--- Objective ---
Extract all lines that hold "Леонова" from the records below.

--- Material provided ---
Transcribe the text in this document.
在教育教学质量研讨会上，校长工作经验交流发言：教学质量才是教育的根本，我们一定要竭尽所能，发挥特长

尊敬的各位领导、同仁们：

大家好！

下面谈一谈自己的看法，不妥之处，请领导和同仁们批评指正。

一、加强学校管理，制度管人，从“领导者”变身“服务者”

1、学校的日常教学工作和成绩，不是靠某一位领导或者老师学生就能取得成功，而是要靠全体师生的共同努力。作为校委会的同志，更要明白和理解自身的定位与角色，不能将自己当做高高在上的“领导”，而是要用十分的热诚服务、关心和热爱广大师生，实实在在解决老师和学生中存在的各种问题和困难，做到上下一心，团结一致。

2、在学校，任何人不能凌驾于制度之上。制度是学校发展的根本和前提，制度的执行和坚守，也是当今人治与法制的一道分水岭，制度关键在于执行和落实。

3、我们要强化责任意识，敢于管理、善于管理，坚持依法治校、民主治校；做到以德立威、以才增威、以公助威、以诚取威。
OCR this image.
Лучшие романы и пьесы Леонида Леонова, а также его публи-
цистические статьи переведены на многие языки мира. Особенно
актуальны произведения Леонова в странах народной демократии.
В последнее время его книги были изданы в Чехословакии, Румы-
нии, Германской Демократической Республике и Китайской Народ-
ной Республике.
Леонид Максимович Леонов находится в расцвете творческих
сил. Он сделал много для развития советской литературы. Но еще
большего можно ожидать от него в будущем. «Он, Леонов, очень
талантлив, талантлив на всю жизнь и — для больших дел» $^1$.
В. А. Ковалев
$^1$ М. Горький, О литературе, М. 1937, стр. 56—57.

--- Correct output ---
Лучшие романы и пьесы Леонида Леонова, а также его публи-
актуальны произведения Леонова в странах народной демократии.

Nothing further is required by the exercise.